(INSTRUCTION) Select all lines with the string "Urlaubsanspruch" in them, and copy those lines.

---

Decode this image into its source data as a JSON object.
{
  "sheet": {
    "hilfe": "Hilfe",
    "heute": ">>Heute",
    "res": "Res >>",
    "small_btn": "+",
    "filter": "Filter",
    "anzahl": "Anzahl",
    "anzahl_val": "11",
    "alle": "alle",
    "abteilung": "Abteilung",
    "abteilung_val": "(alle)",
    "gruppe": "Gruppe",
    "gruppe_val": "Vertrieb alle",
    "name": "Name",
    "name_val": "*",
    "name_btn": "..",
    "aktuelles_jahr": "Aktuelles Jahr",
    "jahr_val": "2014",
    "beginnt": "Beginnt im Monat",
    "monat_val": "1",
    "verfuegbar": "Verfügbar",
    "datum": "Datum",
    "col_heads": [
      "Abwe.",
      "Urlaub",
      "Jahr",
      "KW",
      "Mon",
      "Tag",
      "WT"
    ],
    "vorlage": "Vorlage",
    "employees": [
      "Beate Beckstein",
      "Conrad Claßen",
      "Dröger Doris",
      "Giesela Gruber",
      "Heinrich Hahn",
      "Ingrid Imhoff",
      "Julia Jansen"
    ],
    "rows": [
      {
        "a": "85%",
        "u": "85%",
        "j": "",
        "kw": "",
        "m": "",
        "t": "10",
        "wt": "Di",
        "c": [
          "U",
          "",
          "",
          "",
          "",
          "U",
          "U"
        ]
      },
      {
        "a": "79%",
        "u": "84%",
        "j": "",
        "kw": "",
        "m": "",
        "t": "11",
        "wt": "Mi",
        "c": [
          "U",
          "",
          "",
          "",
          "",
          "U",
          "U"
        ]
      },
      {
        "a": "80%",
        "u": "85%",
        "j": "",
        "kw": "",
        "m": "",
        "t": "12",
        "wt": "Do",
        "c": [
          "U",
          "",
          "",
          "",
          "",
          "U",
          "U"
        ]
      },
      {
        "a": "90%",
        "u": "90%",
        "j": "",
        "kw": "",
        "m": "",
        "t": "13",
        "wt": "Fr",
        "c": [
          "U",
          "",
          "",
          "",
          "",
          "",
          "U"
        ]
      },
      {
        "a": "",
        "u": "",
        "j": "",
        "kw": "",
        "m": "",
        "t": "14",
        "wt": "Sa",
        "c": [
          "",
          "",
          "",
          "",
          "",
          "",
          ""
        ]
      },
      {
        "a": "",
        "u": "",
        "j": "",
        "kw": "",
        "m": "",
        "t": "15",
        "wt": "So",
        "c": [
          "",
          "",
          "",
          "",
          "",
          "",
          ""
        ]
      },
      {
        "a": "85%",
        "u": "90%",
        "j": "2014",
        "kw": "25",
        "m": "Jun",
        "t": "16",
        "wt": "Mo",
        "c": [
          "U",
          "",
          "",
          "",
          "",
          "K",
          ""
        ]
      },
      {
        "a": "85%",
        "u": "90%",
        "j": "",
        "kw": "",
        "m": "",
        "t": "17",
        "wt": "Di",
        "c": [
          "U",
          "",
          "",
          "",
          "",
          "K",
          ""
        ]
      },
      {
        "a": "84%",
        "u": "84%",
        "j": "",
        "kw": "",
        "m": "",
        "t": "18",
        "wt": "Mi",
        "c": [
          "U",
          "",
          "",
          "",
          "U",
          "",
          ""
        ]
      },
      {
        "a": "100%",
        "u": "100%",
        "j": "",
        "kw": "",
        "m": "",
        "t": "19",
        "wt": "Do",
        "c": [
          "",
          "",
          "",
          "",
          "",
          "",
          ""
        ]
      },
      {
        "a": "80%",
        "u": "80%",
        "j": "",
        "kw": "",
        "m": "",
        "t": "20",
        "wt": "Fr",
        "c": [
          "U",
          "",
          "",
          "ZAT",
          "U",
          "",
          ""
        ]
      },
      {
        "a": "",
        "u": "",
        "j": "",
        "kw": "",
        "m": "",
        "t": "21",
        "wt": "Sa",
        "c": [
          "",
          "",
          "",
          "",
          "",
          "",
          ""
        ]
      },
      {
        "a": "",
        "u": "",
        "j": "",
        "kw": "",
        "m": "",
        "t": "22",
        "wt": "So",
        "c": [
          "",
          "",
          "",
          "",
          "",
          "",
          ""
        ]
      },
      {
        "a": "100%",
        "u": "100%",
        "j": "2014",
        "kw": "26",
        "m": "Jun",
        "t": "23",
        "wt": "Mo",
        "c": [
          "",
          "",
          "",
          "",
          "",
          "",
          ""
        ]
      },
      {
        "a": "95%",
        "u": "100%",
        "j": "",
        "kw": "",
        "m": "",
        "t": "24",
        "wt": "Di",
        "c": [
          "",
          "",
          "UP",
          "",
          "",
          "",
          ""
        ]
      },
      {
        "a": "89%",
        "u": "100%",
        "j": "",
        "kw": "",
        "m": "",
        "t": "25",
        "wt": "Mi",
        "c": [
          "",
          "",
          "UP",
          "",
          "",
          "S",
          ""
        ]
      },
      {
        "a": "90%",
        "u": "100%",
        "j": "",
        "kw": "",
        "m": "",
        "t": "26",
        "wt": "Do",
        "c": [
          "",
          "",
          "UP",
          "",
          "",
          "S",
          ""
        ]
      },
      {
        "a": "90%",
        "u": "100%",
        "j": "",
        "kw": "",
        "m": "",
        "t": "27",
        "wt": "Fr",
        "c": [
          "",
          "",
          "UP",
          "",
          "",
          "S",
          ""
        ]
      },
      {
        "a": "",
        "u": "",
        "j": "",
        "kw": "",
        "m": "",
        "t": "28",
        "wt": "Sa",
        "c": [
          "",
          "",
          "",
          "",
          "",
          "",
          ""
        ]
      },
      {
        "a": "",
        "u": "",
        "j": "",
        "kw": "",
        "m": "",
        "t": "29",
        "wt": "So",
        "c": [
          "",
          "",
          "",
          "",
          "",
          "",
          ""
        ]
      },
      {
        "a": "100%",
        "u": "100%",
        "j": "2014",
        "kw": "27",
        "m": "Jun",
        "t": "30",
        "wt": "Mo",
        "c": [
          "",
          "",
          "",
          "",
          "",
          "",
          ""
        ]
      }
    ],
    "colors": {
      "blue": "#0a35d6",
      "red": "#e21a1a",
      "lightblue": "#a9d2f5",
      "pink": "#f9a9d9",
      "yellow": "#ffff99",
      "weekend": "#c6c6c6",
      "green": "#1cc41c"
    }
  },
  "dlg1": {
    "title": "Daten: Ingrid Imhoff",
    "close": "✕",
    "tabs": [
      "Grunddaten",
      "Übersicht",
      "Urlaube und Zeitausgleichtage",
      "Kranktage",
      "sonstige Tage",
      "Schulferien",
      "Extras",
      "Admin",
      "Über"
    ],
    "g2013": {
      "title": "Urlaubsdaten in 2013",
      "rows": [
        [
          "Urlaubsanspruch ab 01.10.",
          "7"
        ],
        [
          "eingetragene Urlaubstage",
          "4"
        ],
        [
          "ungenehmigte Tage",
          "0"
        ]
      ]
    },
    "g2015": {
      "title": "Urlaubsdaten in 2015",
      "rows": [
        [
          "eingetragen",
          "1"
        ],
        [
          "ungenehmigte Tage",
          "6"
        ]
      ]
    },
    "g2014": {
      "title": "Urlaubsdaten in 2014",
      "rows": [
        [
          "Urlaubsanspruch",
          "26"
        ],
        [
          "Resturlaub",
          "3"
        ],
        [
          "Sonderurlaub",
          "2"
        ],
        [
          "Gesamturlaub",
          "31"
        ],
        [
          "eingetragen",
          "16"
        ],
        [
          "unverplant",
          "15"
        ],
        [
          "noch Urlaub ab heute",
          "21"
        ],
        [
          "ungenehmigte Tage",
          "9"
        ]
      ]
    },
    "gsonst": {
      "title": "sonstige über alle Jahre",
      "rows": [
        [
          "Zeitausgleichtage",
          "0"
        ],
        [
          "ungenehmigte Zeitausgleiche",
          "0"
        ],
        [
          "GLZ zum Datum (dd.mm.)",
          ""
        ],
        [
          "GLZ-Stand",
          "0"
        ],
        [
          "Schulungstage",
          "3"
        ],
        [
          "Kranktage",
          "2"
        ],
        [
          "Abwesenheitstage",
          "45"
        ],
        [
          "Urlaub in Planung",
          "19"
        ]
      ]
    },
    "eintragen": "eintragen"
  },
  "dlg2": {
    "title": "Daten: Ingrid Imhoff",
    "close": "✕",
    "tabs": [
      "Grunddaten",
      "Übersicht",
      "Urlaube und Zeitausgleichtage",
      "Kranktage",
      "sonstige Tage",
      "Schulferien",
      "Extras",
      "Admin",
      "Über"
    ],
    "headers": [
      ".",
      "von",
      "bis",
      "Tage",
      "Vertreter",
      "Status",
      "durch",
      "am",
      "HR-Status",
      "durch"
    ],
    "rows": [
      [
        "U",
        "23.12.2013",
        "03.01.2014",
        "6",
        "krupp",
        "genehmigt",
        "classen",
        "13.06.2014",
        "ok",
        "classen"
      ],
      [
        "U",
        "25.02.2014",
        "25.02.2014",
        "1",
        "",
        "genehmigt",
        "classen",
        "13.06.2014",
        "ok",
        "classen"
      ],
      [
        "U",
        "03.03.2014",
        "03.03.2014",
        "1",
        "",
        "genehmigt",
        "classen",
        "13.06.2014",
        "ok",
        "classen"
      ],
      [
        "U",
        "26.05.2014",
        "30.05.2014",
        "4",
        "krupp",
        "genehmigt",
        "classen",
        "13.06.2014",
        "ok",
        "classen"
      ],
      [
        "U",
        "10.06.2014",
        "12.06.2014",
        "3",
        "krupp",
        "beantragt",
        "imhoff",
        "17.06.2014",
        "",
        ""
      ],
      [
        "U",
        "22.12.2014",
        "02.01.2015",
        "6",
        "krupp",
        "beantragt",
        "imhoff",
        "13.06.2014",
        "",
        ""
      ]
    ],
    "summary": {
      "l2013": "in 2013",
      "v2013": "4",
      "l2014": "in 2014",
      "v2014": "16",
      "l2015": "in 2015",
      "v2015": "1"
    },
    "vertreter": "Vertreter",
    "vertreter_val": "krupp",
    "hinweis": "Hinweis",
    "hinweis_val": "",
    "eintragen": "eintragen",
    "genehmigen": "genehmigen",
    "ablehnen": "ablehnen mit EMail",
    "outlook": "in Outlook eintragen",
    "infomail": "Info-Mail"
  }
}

---

(WRITTEN REPLY)
          "Urlaubsanspruch ab 01.10.",
          "Urlaubsanspruch",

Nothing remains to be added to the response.